## Stated problem:
Copy every line of the entries that includes the word "control".

-=-=-

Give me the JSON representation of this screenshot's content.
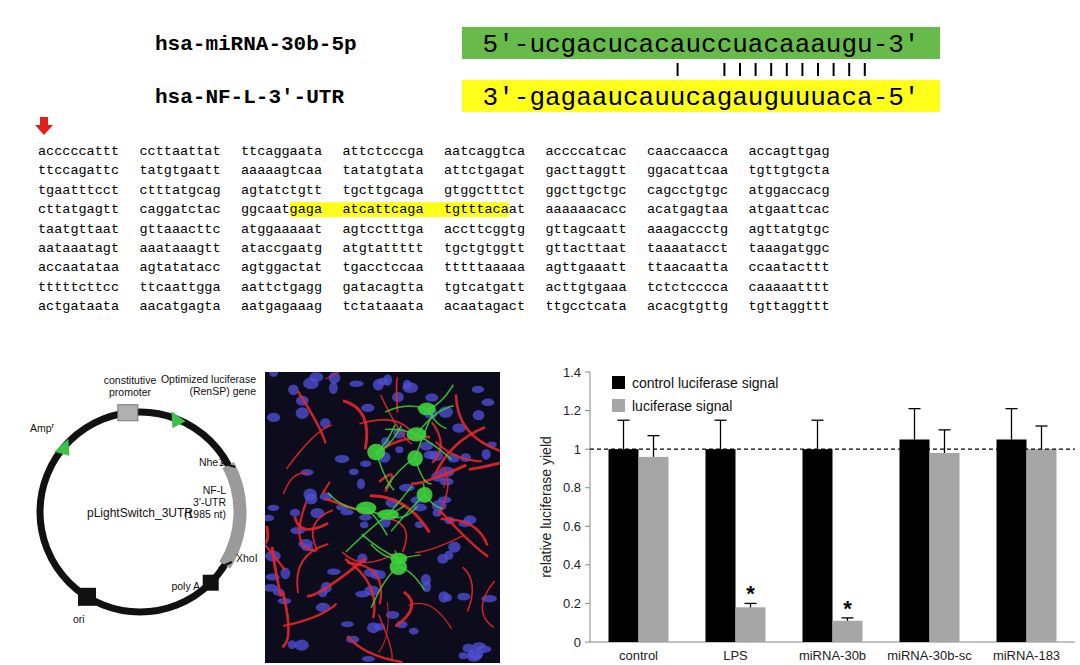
{
  "alignment": {
    "mirna_name": "hsa-miRNA-30b-5p",
    "mirna_seq": "5'-ucgacucacauccuacaaaugu-3'",
    "target_name": "hsa-NF-L-3'-UTR",
    "target_seq": "3'-gagaaucauucagauguuuaca-5'"
  },
  "sequence": {
    "lines": [
      [
        "acccccattt",
        "ccttaattat",
        "ttcaggaata",
        "attctcccga",
        "aatcaggtca",
        "accccatcac",
        "caaccaacca",
        "accagttgag"
      ],
      [
        "ttccagattc",
        "tatgtgaatt",
        "aaaaagtcaa",
        "tatatgtata",
        "attctgagat",
        "gacttaggtt",
        "ggacattcaa",
        "tgttgtgcta"
      ],
      [
        "tgaatttcct",
        "ctttatgcag",
        "agtatctgtt",
        "tgcttgcaga",
        "gtggctttct",
        "ggcttgctgc",
        "cagcctgtgc",
        "atggaccacg"
      ],
      [
        "cttatgagtt",
        "caggatctac",
        "ggcaatgaga",
        "atcattcaga",
        "tgtttacaat",
        "aaaaaacacc",
        "acatgagtaa",
        "atgaattcac"
      ],
      [
        "taatgttaat",
        "gttaaacttc",
        "atggaaaaat",
        "agtcctttga",
        "accttcggtg",
        "gttagcaatt",
        "aaagaccctg",
        "agttatgtgc"
      ],
      [
        "aataaatagt",
        "aaataaagtt",
        "ataccgaatg",
        "atgtattttt",
        "tgctgtggtt",
        "gttacttaat",
        "taaaatacct",
        "taaagatggc"
      ],
      [
        "accaatataa",
        "agtatatacc",
        "agtggactat",
        "tgacctccaa",
        "tttttaaaaa",
        "agttgaaatt",
        "ttaacaatta",
        "ccaatacttt"
      ],
      [
        "tttttcttcc",
        "ttcaattgga",
        "aattctgagg",
        "gatacagtta",
        "tgtcatgatt",
        "acttgtgaaa",
        "tctctcccca",
        "caaaaatttt"
      ],
      [
        "actgataata",
        "aacatgagta",
        "aatgagaaag",
        "tctataaata",
        "acaatagact",
        "ttgcctcata",
        "acacgtgttg",
        "tgttaggttt"
      ]
    ]
  },
  "plasmid": {
    "name": "pLightSwitch_3UTR",
    "promoter": [
      "constitutive",
      "promoter"
    ],
    "luciferase": [
      "Optimized luciferase",
      "(RenSP) gene"
    ],
    "amp": "Amp",
    "amp_sup": "r",
    "insert": [
      "NF-L",
      "3'-UTR",
      "(1985 nt)"
    ],
    "site_5": "Nhe1",
    "site_3": "XhoI",
    "polya": "poly A",
    "ori": "ori"
  },
  "chart_data": {
    "type": "bar",
    "categories": [
      "control",
      "LPS",
      "miRNA-30b",
      "miRNA-30b-sc",
      "miRNA-183"
    ],
    "series": [
      {
        "name": "control luciferase signal",
        "color": "#000000",
        "values": [
          1,
          1,
          1,
          1.05,
          1.05
        ],
        "errors": [
          0.15,
          0.15,
          0.15,
          0.16,
          0.16
        ]
      },
      {
        "name": "luciferase signal",
        "color": "#a6a6a6",
        "values": [
          0.96,
          0.18,
          0.11,
          0.98,
          1
        ],
        "errors": [
          0.11,
          0.02,
          0.015,
          0.12,
          0.12
        ],
        "significance": [
          null,
          "*",
          "*",
          null,
          null
        ]
      }
    ],
    "y_label": "relative luciferase yield",
    "ylim": [
      0,
      1.4
    ],
    "yticks": [
      0,
      0.2,
      0.4,
      0.6,
      0.8,
      1,
      1.2,
      1.4
    ],
    "hline": 1,
    "legend": "top-left",
    "grid": false
  }
}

-=-=-

## Answer in full:
      "control",
        "name": "control luciferase signal",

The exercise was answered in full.